→ **What you have to do**: Select the lines that hold the word "this" and copy each one.

→ **Exercise data**:
◇ ◇ ◇ ◇ ◇

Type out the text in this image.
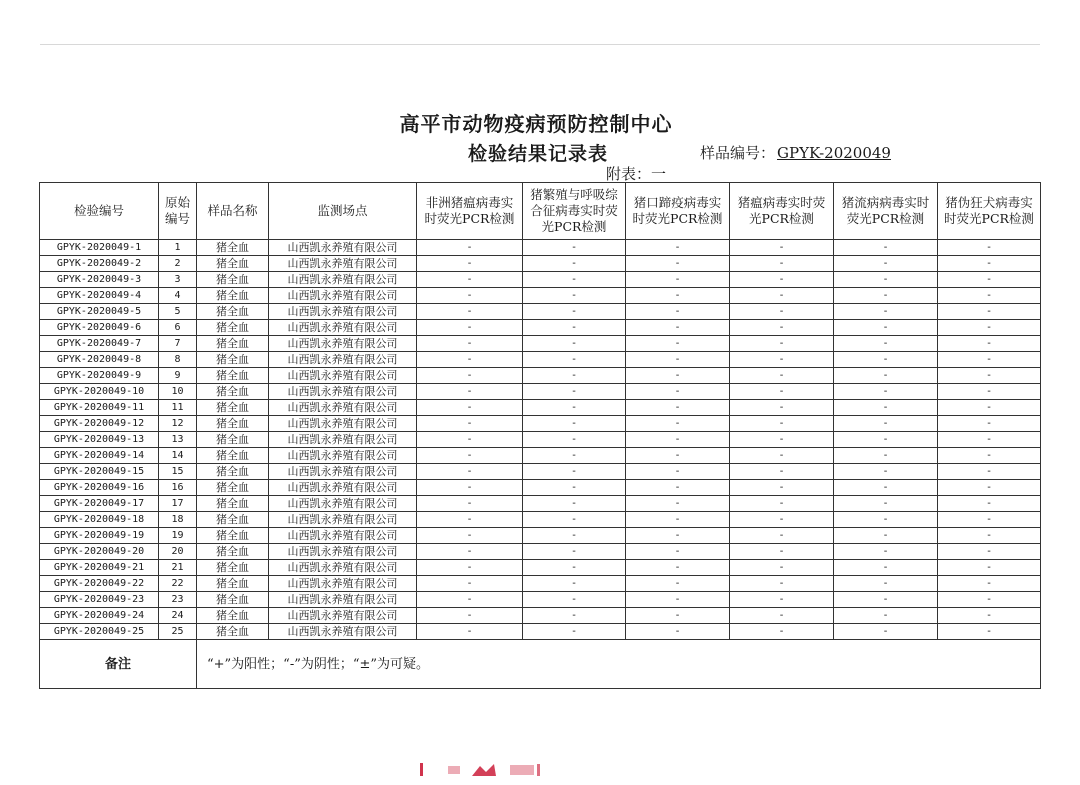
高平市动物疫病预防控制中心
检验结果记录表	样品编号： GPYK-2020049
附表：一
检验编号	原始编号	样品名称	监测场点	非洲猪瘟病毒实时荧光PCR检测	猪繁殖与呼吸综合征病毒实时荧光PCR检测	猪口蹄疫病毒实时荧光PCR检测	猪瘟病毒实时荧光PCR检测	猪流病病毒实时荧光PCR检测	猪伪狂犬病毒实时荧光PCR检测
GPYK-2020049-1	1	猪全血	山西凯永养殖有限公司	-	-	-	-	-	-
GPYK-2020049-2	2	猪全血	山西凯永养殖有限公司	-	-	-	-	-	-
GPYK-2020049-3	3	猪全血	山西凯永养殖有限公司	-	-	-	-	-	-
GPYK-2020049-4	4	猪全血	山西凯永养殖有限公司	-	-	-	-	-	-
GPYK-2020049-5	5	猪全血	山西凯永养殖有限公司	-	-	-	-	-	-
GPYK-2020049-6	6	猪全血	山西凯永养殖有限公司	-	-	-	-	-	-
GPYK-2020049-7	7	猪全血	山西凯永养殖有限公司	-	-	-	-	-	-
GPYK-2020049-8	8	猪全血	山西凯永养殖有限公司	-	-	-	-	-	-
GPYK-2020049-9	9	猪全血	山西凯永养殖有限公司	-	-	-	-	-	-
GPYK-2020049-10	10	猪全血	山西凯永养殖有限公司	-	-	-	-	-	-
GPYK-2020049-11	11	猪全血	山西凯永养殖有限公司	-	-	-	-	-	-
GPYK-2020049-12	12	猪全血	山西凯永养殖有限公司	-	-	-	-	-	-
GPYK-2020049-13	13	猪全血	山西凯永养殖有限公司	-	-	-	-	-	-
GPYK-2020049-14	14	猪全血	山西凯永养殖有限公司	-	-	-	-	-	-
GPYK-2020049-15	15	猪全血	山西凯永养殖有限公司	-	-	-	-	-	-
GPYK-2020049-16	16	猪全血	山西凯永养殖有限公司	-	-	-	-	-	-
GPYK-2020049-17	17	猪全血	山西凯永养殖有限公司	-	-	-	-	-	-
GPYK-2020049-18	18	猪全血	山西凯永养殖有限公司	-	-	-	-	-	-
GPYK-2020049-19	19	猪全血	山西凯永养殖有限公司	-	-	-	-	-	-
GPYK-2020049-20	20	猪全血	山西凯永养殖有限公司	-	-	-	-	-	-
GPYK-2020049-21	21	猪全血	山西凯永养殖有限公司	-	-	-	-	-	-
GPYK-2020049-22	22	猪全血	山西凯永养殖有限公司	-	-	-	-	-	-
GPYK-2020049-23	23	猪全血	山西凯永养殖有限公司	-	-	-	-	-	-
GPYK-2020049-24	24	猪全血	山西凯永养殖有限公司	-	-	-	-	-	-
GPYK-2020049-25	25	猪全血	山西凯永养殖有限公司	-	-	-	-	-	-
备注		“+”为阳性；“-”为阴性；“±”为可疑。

◇ ◇ ◇ ◇ ◇

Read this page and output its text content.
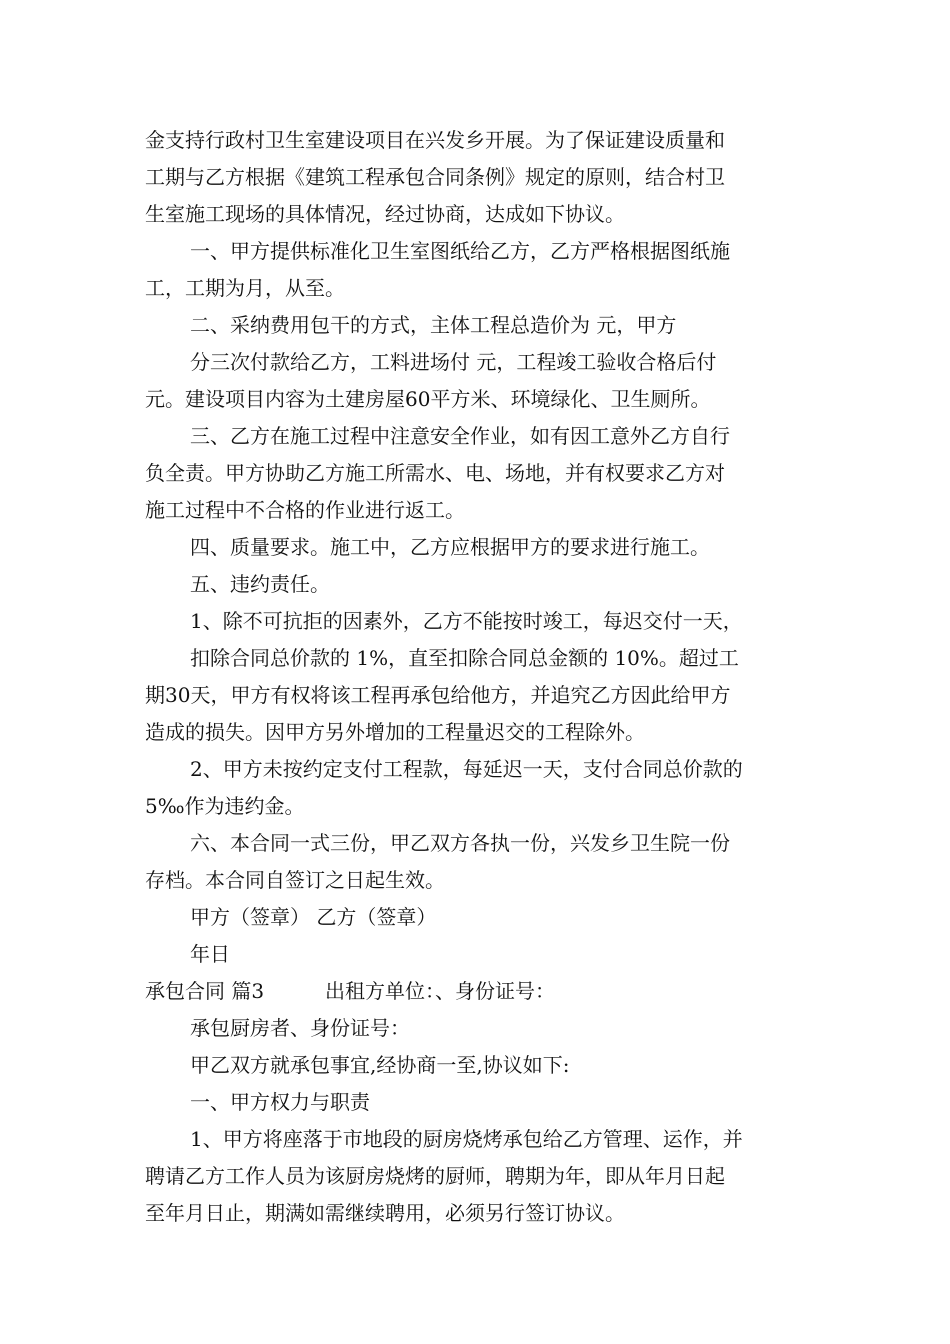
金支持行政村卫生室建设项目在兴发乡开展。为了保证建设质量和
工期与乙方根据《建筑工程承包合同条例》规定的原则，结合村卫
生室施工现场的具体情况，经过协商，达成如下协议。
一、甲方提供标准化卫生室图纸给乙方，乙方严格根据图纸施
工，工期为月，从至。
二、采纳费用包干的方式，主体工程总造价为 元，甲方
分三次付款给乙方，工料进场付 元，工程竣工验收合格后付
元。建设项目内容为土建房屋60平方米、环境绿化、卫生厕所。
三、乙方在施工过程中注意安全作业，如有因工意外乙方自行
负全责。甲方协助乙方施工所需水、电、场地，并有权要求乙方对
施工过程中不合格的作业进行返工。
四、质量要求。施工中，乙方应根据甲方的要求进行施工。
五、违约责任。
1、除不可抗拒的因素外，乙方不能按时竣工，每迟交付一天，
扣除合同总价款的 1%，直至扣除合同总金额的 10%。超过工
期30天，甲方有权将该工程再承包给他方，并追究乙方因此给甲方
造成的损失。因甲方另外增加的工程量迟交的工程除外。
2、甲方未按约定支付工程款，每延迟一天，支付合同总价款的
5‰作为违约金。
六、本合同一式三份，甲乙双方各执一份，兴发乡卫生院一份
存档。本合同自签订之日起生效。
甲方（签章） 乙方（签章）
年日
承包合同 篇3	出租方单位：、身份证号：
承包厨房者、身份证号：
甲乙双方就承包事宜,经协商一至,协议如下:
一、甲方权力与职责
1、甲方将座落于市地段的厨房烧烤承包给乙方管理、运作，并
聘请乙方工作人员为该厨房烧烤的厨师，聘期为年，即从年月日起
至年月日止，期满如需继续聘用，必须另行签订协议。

◇ ◇ ◇ ◇ ◇

→ **Expected output**:
Type out the text in this image.
Read this page and output its text content.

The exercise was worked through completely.